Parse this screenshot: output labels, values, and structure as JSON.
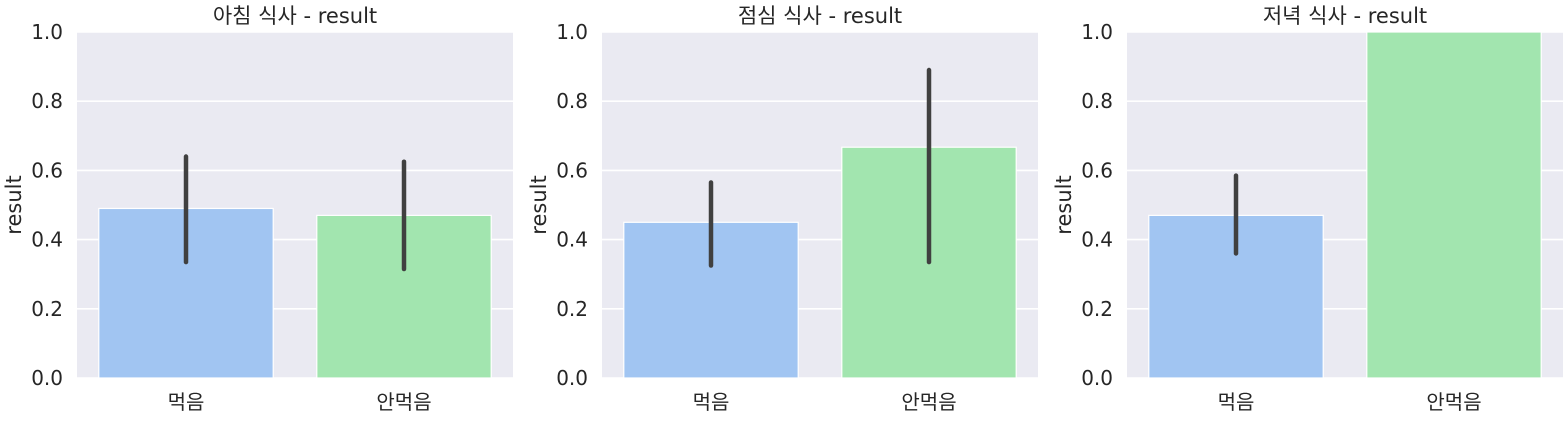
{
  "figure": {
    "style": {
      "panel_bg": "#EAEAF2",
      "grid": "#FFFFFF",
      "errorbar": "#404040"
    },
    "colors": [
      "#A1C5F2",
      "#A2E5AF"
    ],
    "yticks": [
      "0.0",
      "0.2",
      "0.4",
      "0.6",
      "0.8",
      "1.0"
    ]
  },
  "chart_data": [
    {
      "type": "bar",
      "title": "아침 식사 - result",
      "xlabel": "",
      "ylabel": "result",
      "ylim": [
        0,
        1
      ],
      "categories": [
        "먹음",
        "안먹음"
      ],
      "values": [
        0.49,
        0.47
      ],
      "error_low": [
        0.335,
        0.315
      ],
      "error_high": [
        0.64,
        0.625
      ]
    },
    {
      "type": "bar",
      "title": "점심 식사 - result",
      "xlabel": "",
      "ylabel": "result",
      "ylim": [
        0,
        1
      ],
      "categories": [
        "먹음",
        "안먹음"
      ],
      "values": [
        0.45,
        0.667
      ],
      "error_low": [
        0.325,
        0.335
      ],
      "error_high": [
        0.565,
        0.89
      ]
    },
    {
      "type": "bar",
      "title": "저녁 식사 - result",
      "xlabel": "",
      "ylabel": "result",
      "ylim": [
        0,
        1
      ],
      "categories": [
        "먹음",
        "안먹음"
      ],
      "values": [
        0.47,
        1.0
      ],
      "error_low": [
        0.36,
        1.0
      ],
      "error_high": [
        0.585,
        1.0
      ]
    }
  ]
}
^^^^^^^^^^^^^^^^
**DO THIS**
Repeat the preceding records precisely, and leave every picture out of the copy.

**IN RESPONSE**
Parse this screenshot: output labels, values, and structure as JSON.
{
  "figure": {
    "style": {
      "panel_bg": "#EAEAF2",
      "grid": "#FFFFFF",
      "errorbar": "#404040"
    },
    "colors": [
      "#A1C5F2",
      "#A2E5AF"
    ],
    "yticks": [
      "0.0",
      "0.2",
      "0.4",
      "0.6",
      "0.8",
      "1.0"
    ]
  },
  "chart_data": [
    {
      "type": "bar",
      "title": "아침 식사 - result",
      "xlabel": "",
      "ylabel": "result",
      "ylim": [
        0,
        1
      ],
      "categories": [
        "먹음",
        "안먹음"
      ],
      "values": [
        0.49,
        0.47
      ],
      "error_low": [
        0.335,
        0.315
      ],
      "error_high": [
        0.64,
        0.625
      ]
    },
    {
      "type": "bar",
      "title": "점심 식사 - result",
      "xlabel": "",
      "ylabel": "result",
      "ylim": [
        0,
        1
      ],
      "categories": [
        "먹음",
        "안먹음"
      ],
      "values": [
        0.45,
        0.667
      ],
      "error_low": [
        0.325,
        0.335
      ],
      "error_high": [
        0.565,
        0.89
      ]
    },
    {
      "type": "bar",
      "title": "저녁 식사 - result",
      "xlabel": "",
      "ylabel": "result",
      "ylim": [
        0,
        1
      ],
      "categories": [
        "먹음",
        "안먹음"
      ],
      "values": [
        0.47,
        1.0
      ],
      "error_low": [
        0.36,
        1.0
      ],
      "error_high": [
        0.585,
        1.0
      ]
    }
  ]
}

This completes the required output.